**WORK TO COMPLETE**
Return every entry exactly.

---

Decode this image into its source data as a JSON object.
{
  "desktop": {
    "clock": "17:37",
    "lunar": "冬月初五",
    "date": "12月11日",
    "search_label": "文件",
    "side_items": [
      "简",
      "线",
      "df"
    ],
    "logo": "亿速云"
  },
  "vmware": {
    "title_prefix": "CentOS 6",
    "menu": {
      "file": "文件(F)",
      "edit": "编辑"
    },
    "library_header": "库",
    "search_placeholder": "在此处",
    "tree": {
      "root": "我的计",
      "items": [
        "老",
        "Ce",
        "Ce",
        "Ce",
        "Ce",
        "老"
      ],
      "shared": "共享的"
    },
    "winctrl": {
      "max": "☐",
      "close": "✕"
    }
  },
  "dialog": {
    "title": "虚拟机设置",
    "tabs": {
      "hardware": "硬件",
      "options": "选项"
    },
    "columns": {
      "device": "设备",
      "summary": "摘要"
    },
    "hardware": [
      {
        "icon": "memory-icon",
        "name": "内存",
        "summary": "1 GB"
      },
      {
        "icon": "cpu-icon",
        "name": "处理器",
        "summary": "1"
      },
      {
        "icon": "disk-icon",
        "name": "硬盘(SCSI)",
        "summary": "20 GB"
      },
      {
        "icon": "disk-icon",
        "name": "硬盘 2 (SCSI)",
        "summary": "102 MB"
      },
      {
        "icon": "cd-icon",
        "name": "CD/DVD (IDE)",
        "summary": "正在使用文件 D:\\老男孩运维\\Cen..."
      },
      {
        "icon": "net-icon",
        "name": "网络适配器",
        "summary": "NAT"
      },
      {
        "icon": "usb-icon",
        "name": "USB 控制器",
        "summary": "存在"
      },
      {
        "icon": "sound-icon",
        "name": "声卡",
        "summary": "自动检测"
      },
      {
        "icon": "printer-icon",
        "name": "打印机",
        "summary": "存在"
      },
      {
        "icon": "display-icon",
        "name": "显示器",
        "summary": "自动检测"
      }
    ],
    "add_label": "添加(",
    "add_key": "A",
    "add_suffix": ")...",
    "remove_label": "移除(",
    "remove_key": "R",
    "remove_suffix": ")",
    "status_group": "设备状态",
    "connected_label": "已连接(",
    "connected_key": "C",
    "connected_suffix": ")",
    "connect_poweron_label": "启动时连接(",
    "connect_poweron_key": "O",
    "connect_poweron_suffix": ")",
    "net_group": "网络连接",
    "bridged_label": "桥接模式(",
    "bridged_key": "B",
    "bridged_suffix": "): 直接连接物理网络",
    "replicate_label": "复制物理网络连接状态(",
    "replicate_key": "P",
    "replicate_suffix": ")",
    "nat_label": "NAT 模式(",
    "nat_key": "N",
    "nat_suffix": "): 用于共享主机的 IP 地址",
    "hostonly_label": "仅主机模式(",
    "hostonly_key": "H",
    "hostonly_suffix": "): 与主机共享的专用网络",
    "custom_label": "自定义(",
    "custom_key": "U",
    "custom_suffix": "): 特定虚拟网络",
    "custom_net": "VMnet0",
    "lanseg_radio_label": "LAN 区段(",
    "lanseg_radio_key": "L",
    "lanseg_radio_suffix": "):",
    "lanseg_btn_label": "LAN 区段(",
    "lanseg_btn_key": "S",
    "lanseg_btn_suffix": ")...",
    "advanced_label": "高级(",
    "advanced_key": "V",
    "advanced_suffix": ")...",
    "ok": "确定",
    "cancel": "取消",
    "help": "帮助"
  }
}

---

**EXERCISE RESPONSE**
Decode this image into its source data as a JSON object.
{
  "desktop": {
    "clock": "17:37",
    "lunar": "冬月初五",
    "date": "12月11日",
    "search_label": "文件",
    "side_items": [
      "简",
      "线",
      "df"
    ],
    "logo": "亿速云"
  },
  "vmware": {
    "title_prefix": "CentOS 6",
    "menu": {
      "file": "文件(F)",
      "edit": "编辑"
    },
    "library_header": "库",
    "search_placeholder": "在此处",
    "tree": {
      "root": "我的计",
      "items": [
        "老",
        "Ce",
        "Ce",
        "Ce",
        "Ce",
        "老"
      ],
      "shared": "共享的"
    },
    "winctrl": {
      "max": "☐",
      "close": "✕"
    }
  },
  "dialog": {
    "title": "虚拟机设置",
    "tabs": {
      "hardware": "硬件",
      "options": "选项"
    },
    "columns": {
      "device": "设备",
      "summary": "摘要"
    },
    "hardware": [
      {
        "icon": "memory-icon",
        "name": "内存",
        "summary": "1 GB"
      },
      {
        "icon": "cpu-icon",
        "name": "处理器",
        "summary": "1"
      },
      {
        "icon": "disk-icon",
        "name": "硬盘(SCSI)",
        "summary": "20 GB"
      },
      {
        "icon": "disk-icon",
        "name": "硬盘 2 (SCSI)",
        "summary": "102 MB"
      },
      {
        "icon": "cd-icon",
        "name": "CD/DVD (IDE)",
        "summary": "正在使用文件 D:\\老男孩运维\\Cen..."
      },
      {
        "icon": "net-icon",
        "name": "网络适配器",
        "summary": "NAT"
      },
      {
        "icon": "usb-icon",
        "name": "USB 控制器",
        "summary": "存在"
      },
      {
        "icon": "sound-icon",
        "name": "声卡",
        "summary": "自动检测"
      },
      {
        "icon": "printer-icon",
        "name": "打印机",
        "summary": "存在"
      },
      {
        "icon": "display-icon",
        "name": "显示器",
        "summary": "自动检测"
      }
    ],
    "add_label": "添加(",
    "add_key": "A",
    "add_suffix": ")...",
    "remove_label": "移除(",
    "remove_key": "R",
    "remove_suffix": ")",
    "status_group": "设备状态",
    "connected_label": "已连接(",
    "connected_key": "C",
    "connected_suffix": ")",
    "connect_poweron_label": "启动时连接(",
    "connect_poweron_key": "O",
    "connect_poweron_suffix": ")",
    "net_group": "网络连接",
    "bridged_label": "桥接模式(",
    "bridged_key": "B",
    "bridged_suffix": "): 直接连接物理网络",
    "replicate_label": "复制物理网络连接状态(",
    "replicate_key": "P",
    "replicate_suffix": ")",
    "nat_label": "NAT 模式(",
    "nat_key": "N",
    "nat_suffix": "): 用于共享主机的 IP 地址",
    "hostonly_label": "仅主机模式(",
    "hostonly_key": "H",
    "hostonly_suffix": "): 与主机共享的专用网络",
    "custom_label": "自定义(",
    "custom_key": "U",
    "custom_suffix": "): 特定虚拟网络",
    "custom_net": "VMnet0",
    "lanseg_radio_label": "LAN 区段(",
    "lanseg_radio_key": "L",
    "lanseg_radio_suffix": "):",
    "lanseg_btn_label": "LAN 区段(",
    "lanseg_btn_key": "S",
    "lanseg_btn_suffix": ")...",
    "advanced_label": "高级(",
    "advanced_key": "V",
    "advanced_suffix": ")...",
    "ok": "确定",
    "cancel": "取消",
    "help": "帮助"
  }
}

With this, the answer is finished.